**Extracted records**
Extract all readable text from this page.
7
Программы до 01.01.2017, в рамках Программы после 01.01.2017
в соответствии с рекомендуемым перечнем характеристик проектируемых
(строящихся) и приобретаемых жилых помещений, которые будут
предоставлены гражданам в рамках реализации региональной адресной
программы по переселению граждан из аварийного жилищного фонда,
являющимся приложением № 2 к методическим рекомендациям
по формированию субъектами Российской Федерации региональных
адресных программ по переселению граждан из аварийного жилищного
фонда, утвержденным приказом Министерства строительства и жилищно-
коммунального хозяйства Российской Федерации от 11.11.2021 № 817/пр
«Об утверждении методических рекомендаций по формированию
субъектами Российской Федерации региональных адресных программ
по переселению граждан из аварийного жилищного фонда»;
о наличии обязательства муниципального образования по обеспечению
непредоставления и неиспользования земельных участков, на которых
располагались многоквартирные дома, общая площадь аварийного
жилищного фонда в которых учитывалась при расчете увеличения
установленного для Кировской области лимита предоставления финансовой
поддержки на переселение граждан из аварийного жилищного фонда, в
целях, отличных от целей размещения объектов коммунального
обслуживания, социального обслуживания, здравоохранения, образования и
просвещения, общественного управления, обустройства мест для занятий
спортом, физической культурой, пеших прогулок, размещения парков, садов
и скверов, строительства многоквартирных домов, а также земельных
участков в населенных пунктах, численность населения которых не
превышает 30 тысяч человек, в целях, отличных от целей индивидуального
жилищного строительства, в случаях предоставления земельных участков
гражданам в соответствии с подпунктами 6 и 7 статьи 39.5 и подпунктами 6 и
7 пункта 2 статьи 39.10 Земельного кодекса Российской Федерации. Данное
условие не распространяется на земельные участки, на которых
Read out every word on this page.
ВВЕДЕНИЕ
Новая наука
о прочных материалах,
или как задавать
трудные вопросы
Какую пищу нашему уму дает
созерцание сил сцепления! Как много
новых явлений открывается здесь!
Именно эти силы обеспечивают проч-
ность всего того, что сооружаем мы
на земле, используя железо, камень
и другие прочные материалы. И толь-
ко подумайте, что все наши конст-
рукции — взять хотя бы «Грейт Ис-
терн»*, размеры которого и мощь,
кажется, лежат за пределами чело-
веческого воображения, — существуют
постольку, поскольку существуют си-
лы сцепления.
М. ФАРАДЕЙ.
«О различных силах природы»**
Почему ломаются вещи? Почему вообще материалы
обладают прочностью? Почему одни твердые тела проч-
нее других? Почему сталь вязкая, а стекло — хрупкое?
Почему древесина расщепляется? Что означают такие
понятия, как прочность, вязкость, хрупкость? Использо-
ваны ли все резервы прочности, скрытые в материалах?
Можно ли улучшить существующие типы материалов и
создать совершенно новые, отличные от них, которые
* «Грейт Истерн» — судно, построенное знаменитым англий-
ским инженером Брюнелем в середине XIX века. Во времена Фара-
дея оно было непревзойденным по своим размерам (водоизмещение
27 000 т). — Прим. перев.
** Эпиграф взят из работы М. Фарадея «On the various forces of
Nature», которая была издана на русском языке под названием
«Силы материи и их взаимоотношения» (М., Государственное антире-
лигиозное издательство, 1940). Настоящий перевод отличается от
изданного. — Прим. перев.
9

**Short problem**
Return only those lines of the records that contain the string "региональных".

**Result of the task**
по формированию субъектами Российской Федерации региональных
субъектами Российской Федерации региональных адресных программ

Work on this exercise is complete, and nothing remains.